**TASK TO COMPLETE:** Answer with a single number: the count of lines that hold "services".

# # # # # # #

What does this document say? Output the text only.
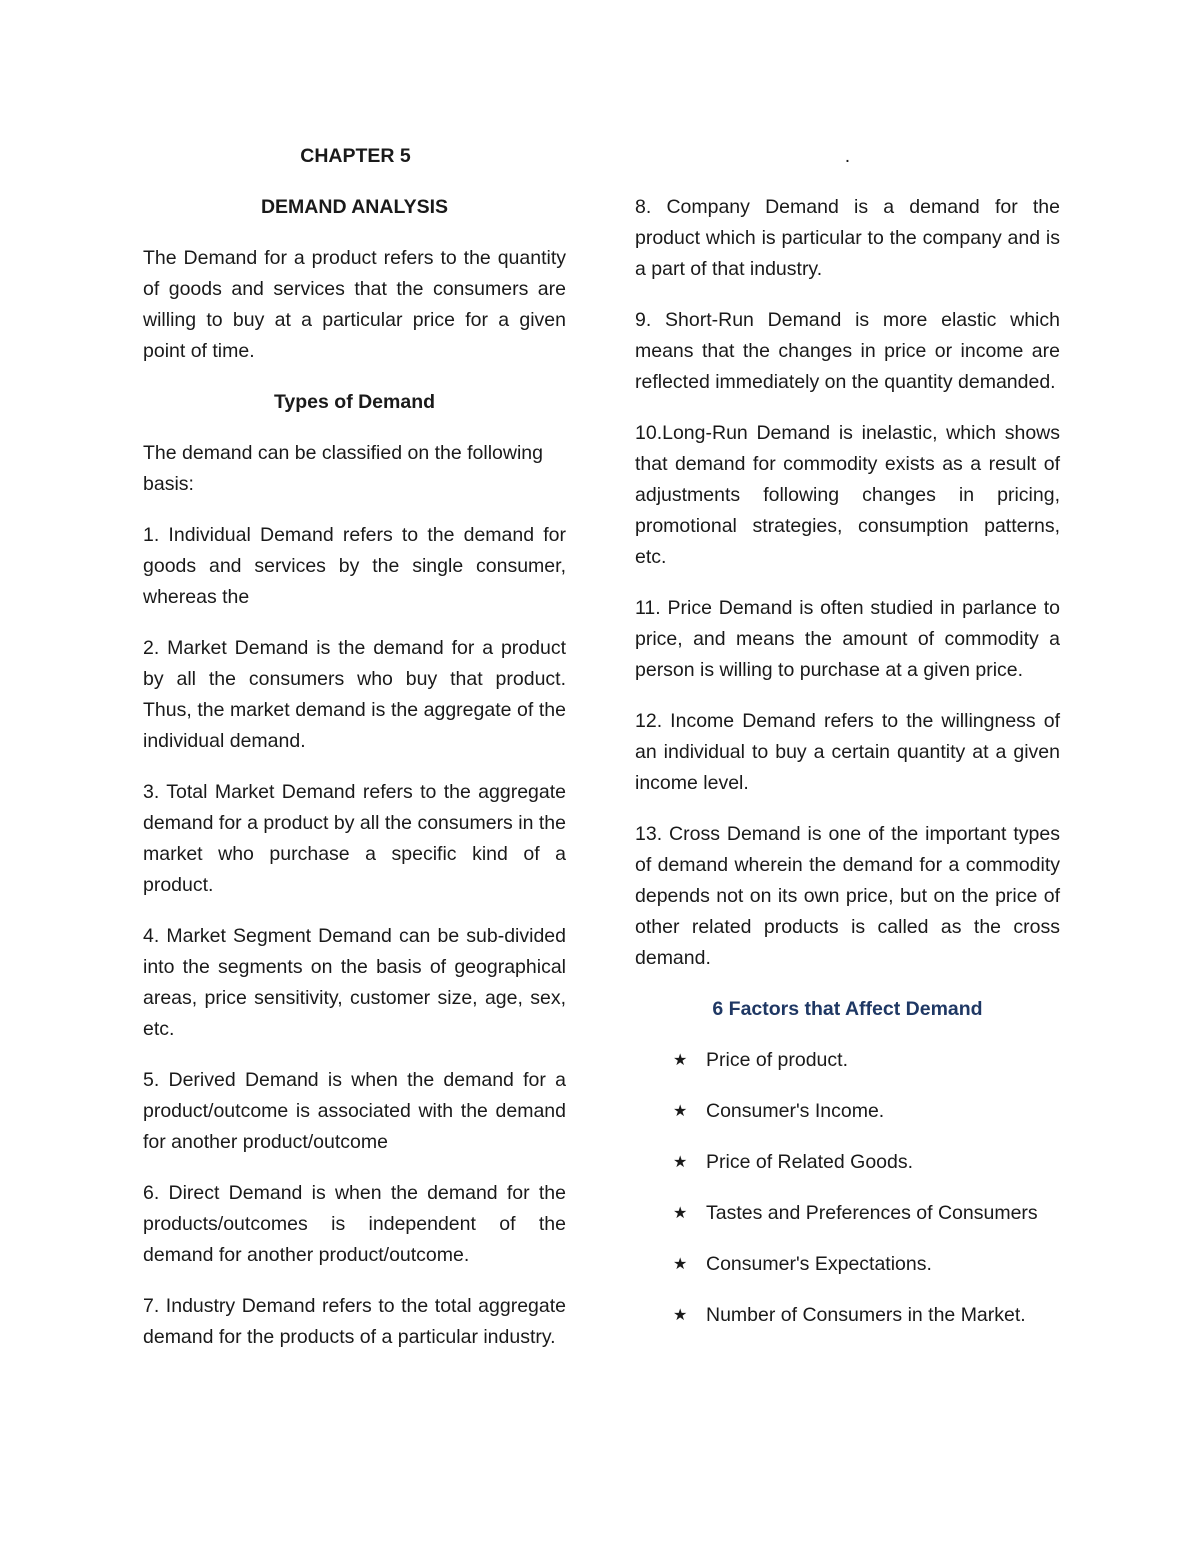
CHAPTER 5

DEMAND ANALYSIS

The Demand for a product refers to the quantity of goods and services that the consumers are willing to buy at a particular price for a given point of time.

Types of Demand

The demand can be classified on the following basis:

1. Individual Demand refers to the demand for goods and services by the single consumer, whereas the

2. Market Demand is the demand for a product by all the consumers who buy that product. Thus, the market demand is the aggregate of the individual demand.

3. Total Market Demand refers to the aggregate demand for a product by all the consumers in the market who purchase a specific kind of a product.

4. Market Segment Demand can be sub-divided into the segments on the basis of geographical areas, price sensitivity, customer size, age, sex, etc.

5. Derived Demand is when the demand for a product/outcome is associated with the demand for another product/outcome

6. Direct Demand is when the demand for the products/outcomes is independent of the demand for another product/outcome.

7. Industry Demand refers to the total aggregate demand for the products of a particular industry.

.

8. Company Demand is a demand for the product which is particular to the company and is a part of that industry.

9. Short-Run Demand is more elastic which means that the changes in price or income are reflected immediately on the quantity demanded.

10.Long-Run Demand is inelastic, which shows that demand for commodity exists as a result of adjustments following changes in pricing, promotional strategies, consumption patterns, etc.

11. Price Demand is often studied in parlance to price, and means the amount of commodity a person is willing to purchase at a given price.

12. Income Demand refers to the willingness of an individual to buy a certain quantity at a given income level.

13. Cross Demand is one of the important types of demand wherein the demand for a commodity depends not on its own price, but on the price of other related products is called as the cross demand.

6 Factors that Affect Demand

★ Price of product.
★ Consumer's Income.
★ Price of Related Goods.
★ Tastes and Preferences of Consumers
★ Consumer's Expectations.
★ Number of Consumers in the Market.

# # # # # # #

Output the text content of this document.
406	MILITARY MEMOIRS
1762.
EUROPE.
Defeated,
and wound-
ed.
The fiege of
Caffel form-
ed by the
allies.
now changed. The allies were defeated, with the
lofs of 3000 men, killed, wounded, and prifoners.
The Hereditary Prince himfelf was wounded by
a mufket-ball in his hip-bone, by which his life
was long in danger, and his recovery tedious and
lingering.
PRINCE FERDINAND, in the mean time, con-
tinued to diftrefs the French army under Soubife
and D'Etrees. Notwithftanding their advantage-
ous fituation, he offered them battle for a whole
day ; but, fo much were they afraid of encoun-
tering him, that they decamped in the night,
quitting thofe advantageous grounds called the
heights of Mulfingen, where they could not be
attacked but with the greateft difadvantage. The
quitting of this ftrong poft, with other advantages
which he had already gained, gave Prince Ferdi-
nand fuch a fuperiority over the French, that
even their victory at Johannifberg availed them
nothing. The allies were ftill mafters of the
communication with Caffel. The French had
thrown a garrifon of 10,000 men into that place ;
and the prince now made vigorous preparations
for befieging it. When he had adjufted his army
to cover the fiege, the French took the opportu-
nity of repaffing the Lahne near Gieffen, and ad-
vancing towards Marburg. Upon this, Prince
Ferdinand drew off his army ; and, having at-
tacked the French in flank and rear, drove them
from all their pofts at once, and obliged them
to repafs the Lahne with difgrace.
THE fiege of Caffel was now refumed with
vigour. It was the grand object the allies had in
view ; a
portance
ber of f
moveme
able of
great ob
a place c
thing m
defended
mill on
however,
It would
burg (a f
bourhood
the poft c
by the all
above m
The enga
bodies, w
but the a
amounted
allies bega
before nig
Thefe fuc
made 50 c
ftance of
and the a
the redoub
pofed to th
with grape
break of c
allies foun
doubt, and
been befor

# # # # # # #

**RESULT OF THE EXERCISE:** 2